> **DESCRIPTION OF THE TASK**: Find every line in the records below that contains the word "exacto", and copy each such line.

> **Stored records**:
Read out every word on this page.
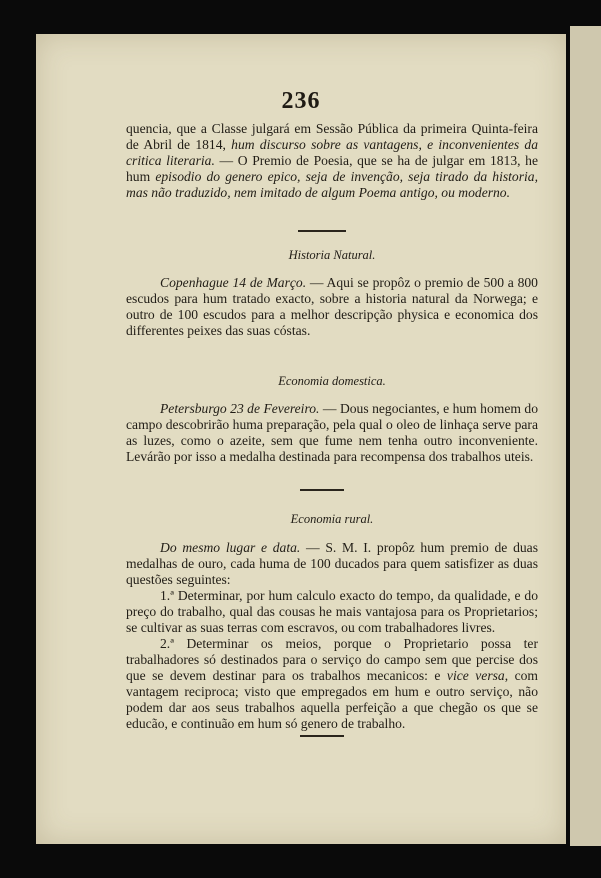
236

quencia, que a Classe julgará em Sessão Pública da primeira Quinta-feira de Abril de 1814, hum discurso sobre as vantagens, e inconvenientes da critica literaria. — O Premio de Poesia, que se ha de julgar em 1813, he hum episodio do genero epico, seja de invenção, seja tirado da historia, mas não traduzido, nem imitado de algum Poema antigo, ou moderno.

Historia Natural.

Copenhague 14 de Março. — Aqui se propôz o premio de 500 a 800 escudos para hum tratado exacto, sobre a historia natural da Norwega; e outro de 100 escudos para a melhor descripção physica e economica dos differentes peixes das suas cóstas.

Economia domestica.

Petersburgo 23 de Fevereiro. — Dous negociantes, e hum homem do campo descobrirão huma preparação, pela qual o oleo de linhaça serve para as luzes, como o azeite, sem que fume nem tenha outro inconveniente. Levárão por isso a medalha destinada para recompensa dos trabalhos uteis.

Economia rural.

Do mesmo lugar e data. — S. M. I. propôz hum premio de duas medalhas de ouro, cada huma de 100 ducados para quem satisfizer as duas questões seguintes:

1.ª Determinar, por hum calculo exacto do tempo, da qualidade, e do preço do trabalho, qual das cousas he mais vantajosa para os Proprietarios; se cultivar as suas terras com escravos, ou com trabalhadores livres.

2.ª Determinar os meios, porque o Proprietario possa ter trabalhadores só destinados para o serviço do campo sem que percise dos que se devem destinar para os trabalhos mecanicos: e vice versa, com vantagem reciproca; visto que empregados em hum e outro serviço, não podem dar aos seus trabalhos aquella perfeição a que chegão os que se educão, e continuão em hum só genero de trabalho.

> **WORKED ANSWER**:
Copenhague 14 de Março. — Aqui se propôz o premio de 500 a 800 escudos para hum tratado exacto, sobre a historia natural da Norwega; e outro de 100 escudos para a melhor descripção physica e economica dos differentes peixes das suas cóstas.
1.ª Determinar, por hum calculo exacto do tempo, da qualidade, e do preço do trabalho, qual das cousas he mais vantajosa para os Proprietarios; se cultivar as suas terras com escravos, ou com trabalhadores livres.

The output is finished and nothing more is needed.